Aim:
Restate each of the lines below word for word and drop every picture.

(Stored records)
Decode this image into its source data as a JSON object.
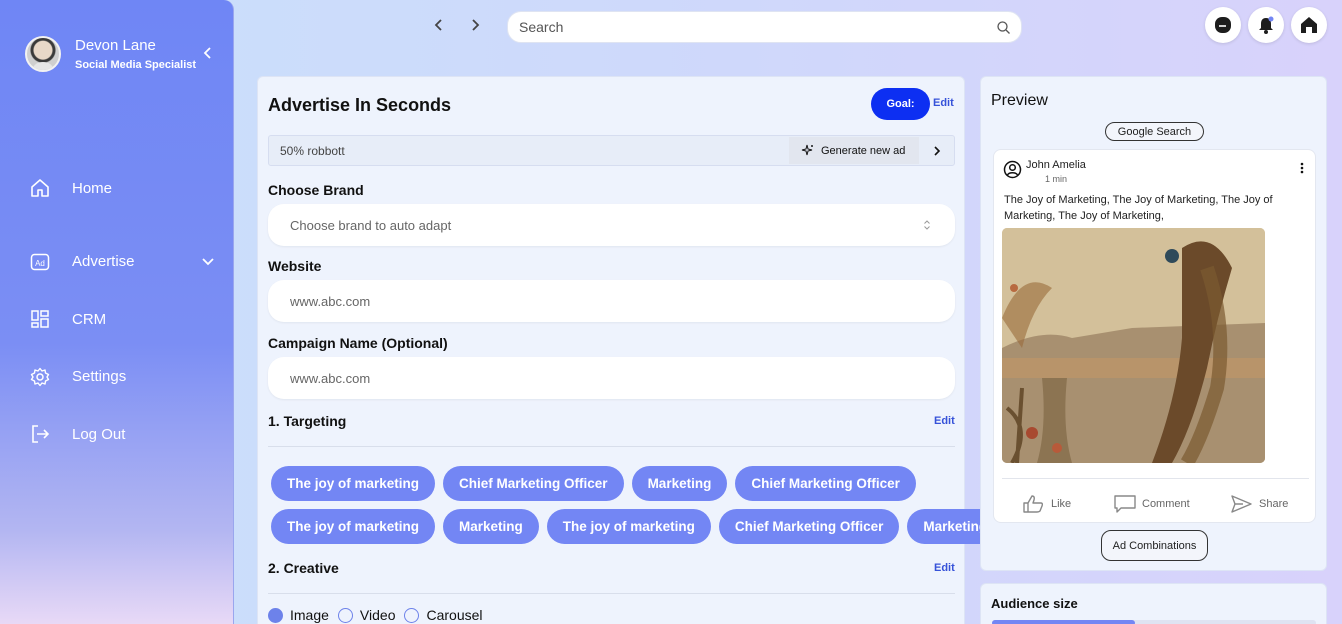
{
  "profile": {
    "name": "Devon Lane",
    "role": "Social Media Specialist"
  },
  "sidebar": {
    "items": [
      {
        "label": "Home",
        "icon": "home-icon"
      },
      {
        "label": "Advertise",
        "icon": "ad-icon"
      },
      {
        "label": "CRM",
        "icon": "grid-icon"
      },
      {
        "label": "Settings",
        "icon": "gear-icon"
      },
      {
        "label": "Log Out",
        "icon": "logout-icon"
      }
    ]
  },
  "topbar": {
    "search_placeholder": "Search"
  },
  "form": {
    "title": "Advertise In Seconds",
    "goal_label": "Goal:",
    "edit_label": "Edit",
    "prompt_value": "50% robbott",
    "generate_label": "Generate new ad",
    "brand_label": "Choose Brand",
    "brand_placeholder": "Choose brand to auto adapt",
    "website_label": "Website",
    "website_placeholder": "www.abc.com",
    "campaign_label": "Campaign Name (Optional)",
    "campaign_placeholder": "www.abc.com",
    "targeting_title": "1. Targeting",
    "targeting_tags_row1": [
      "The joy of marketing",
      "Chief Marketing Officer",
      "Marketing",
      "Chief Marketing Officer"
    ],
    "targeting_tags_row2": [
      "The joy of marketing",
      "Marketing",
      "The joy of marketing",
      "Chief Marketing Officer",
      "Marketing"
    ],
    "creative_title": "2. Creative",
    "creative_options": [
      "Image",
      "Video",
      "Carousel"
    ],
    "creative_selected": "Image"
  },
  "preview": {
    "title": "Preview",
    "channel": "Google Search",
    "post_user": "John Amelia",
    "post_time": "1 min",
    "post_text": "The Joy of Marketing, The Joy of Marketing, The Joy of Marketing, The Joy of Marketing,",
    "actions": [
      "Like",
      "Comment",
      "Share"
    ],
    "combinations_label": "Ad Combinations"
  },
  "audience": {
    "title": "Audience size",
    "level": 0.44
  },
  "colors": {
    "accent": "#7386f4",
    "goal": "#0d2ff2",
    "sidebar": "#6f86f5"
  }
}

Result of this exercise:
Decode this image into its source data as a JSON object.
{
  "profile": {
    "name": "Devon Lane",
    "role": "Social Media Specialist"
  },
  "sidebar": {
    "items": [
      {
        "label": "Home",
        "icon": "home-icon"
      },
      {
        "label": "Advertise",
        "icon": "ad-icon"
      },
      {
        "label": "CRM",
        "icon": "grid-icon"
      },
      {
        "label": "Settings",
        "icon": "gear-icon"
      },
      {
        "label": "Log Out",
        "icon": "logout-icon"
      }
    ]
  },
  "topbar": {
    "search_placeholder": "Search"
  },
  "form": {
    "title": "Advertise In Seconds",
    "goal_label": "Goal:",
    "edit_label": "Edit",
    "prompt_value": "50% robbott",
    "generate_label": "Generate new ad",
    "brand_label": "Choose Brand",
    "brand_placeholder": "Choose brand to auto adapt",
    "website_label": "Website",
    "website_placeholder": "www.abc.com",
    "campaign_label": "Campaign Name (Optional)",
    "campaign_placeholder": "www.abc.com",
    "targeting_title": "1. Targeting",
    "targeting_tags_row1": [
      "The joy of marketing",
      "Chief Marketing Officer",
      "Marketing",
      "Chief Marketing Officer"
    ],
    "targeting_tags_row2": [
      "The joy of marketing",
      "Marketing",
      "The joy of marketing",
      "Chief Marketing Officer",
      "Marketing"
    ],
    "creative_title": "2. Creative",
    "creative_options": [
      "Image",
      "Video",
      "Carousel"
    ],
    "creative_selected": "Image"
  },
  "preview": {
    "title": "Preview",
    "channel": "Google Search",
    "post_user": "John Amelia",
    "post_time": "1 min",
    "post_text": "The Joy of Marketing, The Joy of Marketing, The Joy of Marketing, The Joy of Marketing,",
    "actions": [
      "Like",
      "Comment",
      "Share"
    ],
    "combinations_label": "Ad Combinations"
  },
  "audience": {
    "title": "Audience size",
    "level": 0.44
  },
  "colors": {
    "accent": "#7386f4",
    "goal": "#0d2ff2",
    "sidebar": "#6f86f5"
  }
}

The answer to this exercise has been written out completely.